**Brief**
What is the number of lines holding the word "title"? Give that number alone.

**Extracted material**
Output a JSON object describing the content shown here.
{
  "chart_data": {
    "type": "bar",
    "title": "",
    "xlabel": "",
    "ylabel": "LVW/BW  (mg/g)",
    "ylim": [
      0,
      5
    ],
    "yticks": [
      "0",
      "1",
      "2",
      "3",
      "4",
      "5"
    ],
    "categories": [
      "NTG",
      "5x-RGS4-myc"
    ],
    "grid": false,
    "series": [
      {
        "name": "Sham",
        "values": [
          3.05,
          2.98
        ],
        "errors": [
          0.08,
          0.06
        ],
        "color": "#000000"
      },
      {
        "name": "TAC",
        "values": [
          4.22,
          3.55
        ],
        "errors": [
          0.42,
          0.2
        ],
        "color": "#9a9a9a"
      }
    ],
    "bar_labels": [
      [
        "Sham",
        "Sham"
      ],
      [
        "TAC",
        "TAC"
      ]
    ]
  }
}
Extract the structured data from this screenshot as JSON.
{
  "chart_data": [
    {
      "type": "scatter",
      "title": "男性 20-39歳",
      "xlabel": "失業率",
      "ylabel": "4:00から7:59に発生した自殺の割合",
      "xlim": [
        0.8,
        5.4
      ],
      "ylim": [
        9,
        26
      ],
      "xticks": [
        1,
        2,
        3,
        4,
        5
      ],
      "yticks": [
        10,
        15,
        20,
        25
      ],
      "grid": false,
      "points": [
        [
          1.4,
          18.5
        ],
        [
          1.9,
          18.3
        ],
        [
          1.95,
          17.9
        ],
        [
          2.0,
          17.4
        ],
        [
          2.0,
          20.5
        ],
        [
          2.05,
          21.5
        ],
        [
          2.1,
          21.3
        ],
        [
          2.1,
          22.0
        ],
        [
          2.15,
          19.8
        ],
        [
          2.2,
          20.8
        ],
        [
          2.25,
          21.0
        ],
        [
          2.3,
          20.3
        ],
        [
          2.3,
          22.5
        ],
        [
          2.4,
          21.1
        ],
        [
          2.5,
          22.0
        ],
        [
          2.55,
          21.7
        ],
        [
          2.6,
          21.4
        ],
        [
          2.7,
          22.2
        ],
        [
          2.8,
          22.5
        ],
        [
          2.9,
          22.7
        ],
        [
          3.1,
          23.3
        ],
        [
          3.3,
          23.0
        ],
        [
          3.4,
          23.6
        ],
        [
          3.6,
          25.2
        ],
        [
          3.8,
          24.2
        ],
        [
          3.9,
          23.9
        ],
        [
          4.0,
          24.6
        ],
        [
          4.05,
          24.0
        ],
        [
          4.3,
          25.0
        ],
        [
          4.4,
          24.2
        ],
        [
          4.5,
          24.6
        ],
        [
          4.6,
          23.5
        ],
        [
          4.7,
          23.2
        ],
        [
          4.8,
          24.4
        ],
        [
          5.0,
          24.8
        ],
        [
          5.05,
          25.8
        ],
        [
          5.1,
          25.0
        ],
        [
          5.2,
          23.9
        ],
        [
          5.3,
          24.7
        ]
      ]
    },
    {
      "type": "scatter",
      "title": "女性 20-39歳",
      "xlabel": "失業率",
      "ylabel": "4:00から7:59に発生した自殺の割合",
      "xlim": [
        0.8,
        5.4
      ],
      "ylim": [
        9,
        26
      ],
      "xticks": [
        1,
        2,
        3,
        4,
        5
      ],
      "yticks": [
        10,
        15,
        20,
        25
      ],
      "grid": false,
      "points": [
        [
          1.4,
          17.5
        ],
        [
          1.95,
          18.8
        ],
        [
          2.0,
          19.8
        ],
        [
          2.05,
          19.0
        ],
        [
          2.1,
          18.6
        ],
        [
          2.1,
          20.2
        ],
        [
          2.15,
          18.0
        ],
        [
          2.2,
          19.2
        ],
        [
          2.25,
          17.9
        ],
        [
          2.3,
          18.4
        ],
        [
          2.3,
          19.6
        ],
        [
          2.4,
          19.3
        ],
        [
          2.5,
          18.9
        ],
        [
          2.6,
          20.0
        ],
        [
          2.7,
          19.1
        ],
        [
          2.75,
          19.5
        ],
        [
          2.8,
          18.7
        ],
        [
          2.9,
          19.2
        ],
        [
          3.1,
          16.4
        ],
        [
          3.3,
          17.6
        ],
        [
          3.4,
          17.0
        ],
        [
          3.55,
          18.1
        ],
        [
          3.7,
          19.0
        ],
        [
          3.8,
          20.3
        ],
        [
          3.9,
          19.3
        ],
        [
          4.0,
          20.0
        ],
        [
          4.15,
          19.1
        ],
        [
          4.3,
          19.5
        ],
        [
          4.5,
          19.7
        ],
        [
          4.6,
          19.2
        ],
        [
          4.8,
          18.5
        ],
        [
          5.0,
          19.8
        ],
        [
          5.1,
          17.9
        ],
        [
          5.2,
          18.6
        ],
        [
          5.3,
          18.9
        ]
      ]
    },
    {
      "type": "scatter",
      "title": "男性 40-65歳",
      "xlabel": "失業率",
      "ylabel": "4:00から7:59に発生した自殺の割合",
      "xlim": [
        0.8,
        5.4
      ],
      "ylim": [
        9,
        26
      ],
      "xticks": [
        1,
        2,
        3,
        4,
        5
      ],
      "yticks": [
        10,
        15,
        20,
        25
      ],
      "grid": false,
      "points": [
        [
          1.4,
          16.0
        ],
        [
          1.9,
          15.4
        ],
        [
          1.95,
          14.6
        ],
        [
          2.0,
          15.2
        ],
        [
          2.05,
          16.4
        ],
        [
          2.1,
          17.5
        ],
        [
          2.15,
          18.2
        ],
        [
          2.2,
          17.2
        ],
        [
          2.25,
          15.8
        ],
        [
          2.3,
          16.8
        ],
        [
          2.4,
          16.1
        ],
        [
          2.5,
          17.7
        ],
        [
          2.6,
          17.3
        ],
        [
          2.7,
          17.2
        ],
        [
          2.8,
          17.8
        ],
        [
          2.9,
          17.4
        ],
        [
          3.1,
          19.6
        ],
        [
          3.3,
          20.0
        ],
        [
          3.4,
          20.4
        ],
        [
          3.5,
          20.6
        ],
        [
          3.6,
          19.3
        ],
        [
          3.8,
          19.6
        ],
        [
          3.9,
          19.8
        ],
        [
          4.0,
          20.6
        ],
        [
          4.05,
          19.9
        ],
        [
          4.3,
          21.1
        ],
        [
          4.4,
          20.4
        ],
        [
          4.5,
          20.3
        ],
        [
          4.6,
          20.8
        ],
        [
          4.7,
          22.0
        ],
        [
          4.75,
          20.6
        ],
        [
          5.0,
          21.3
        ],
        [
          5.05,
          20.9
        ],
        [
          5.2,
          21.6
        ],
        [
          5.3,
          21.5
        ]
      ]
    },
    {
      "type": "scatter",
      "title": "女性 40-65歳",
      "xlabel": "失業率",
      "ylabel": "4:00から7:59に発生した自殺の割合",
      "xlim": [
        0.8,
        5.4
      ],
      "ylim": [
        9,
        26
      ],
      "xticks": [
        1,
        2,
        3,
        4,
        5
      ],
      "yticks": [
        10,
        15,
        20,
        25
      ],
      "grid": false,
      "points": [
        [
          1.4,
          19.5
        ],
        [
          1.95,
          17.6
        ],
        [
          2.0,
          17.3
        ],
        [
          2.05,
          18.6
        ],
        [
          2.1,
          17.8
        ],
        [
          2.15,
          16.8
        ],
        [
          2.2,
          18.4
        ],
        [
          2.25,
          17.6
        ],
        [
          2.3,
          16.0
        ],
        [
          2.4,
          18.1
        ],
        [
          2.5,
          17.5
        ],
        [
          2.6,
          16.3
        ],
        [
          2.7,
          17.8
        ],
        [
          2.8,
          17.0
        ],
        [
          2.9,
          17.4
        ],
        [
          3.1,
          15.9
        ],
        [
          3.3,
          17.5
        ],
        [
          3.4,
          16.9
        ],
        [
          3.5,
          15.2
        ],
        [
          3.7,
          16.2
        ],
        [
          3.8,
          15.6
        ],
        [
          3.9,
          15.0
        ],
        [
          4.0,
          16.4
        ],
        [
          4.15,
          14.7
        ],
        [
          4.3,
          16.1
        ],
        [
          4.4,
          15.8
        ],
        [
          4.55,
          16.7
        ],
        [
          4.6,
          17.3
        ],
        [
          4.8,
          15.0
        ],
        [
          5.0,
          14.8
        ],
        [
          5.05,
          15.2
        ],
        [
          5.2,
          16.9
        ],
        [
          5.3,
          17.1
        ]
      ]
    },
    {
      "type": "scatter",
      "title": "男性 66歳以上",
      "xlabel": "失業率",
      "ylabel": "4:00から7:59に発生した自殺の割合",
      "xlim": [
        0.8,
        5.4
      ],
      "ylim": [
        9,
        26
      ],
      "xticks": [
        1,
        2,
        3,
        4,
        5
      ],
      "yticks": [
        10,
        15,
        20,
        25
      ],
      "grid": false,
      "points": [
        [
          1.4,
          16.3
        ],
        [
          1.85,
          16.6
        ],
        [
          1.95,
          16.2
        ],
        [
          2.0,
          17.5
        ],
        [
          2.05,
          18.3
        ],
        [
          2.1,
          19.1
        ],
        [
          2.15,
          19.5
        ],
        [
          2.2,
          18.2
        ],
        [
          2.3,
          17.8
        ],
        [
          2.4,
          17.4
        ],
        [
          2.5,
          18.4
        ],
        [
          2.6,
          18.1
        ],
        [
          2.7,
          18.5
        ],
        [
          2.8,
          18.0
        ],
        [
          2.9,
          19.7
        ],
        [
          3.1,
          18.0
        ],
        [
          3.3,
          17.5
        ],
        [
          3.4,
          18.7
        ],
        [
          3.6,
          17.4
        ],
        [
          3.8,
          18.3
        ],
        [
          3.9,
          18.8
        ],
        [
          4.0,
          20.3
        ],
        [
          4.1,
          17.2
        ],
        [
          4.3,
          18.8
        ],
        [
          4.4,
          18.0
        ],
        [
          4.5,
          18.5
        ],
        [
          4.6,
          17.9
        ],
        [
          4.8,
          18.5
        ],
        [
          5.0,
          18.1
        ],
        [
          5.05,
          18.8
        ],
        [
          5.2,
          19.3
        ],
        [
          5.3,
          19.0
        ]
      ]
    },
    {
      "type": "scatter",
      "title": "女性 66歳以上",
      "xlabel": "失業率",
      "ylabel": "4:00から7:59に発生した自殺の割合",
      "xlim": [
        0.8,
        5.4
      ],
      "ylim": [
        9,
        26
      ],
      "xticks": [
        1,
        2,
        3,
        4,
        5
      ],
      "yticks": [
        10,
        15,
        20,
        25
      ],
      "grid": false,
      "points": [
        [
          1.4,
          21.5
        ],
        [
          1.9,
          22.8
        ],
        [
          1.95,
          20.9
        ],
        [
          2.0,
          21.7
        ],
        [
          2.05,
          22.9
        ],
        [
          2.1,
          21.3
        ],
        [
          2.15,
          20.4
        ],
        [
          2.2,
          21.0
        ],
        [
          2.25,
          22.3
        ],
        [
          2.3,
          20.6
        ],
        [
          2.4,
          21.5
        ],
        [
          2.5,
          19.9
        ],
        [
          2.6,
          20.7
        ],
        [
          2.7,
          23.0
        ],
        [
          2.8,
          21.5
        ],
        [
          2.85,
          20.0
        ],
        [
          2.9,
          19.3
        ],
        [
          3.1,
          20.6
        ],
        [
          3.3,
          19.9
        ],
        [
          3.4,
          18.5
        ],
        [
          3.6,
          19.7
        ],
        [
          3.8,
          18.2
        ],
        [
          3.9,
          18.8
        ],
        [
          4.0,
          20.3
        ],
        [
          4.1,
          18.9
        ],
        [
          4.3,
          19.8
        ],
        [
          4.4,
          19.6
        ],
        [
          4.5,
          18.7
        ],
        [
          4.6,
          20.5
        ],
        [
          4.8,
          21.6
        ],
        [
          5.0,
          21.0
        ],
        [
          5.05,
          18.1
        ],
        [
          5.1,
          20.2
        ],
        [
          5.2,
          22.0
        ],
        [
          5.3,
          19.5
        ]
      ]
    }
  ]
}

**Final answer**
7